■ **WHAT THE EXERCISE ASKS**
Reproduce every entry below precisely. Pictures are excluded from the copy.

■ **GIVEN DATA**

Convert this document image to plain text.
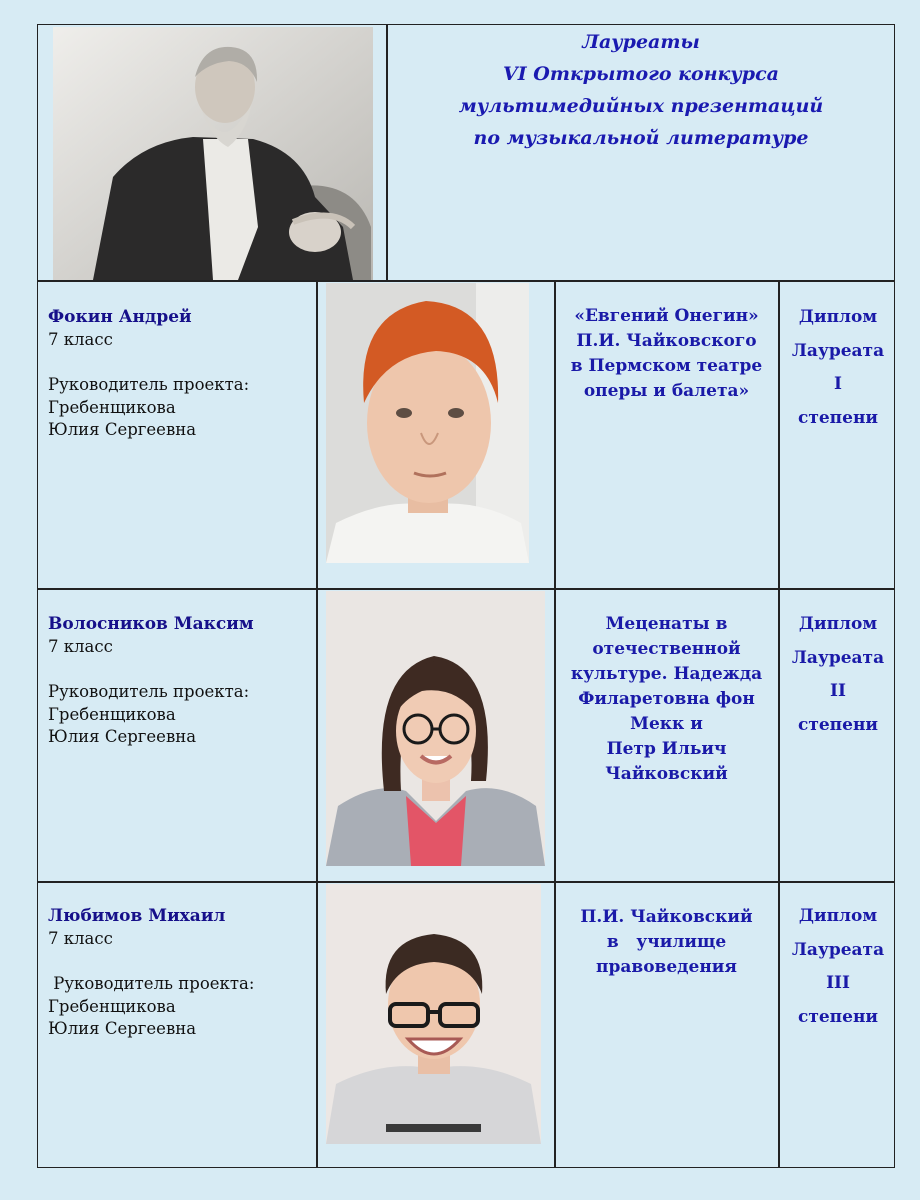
Лауреаты
VI Открытого конкурса
мультимедийных презентаций
по музыкальной литературе
Фокин Андрей
7 класс
Руководитель проекта:
Гребенщикова
Юлия Сергеевна
«Евгений Онегин»
П.И. Чайковского
в Пермском театре
оперы и балета»
Диплом
Лауреата
I
степени
Волосников Максим
7 класс
Руководитель проекта:
Гребенщикова
Юлия Сергеевна
Меценаты в
отечественной
культуре. Надежда
Филаретовна фон
Мекк и
Петр Ильич
Чайковский
Диплом
Лауреата
II
степени
Любимов Михаил
7 класс
Руководитель проекта:
Гребенщикова
Юлия Сергеевна
П.И. Чайковский
в   училище
правоведения
Диплом
Лауреата
III
степени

■ **OUTPUT OF THE EXERCISE**
Convert this document image to plain text.
Лауреаты
VI Открытого конкурса
мультимедийных презентаций
по музыкальной литературе
Фокин Андрей
7 класс
Руководитель проекта:
Гребенщикова
Юлия Сергеевна
«Евгений Онегин»
П.И. Чайковского
в Пермском театре
оперы и балета»
Диплом
Лауреата
I
степени
Волосников Максим
7 класс
Руководитель проекта:
Гребенщикова
Юлия Сергеевна
Меценаты в
отечественной
культуре. Надежда
Филаретовна фон
Мекк и
Петр Ильич
Чайковский
Диплом
Лауреата
II
степени
Любимов Михаил
7 класс
Руководитель проекта:
Гребенщикова
Юлия Сергеевна
П.И. Чайковский
в   училище
правоведения
Диплом
Лауреата
III
степени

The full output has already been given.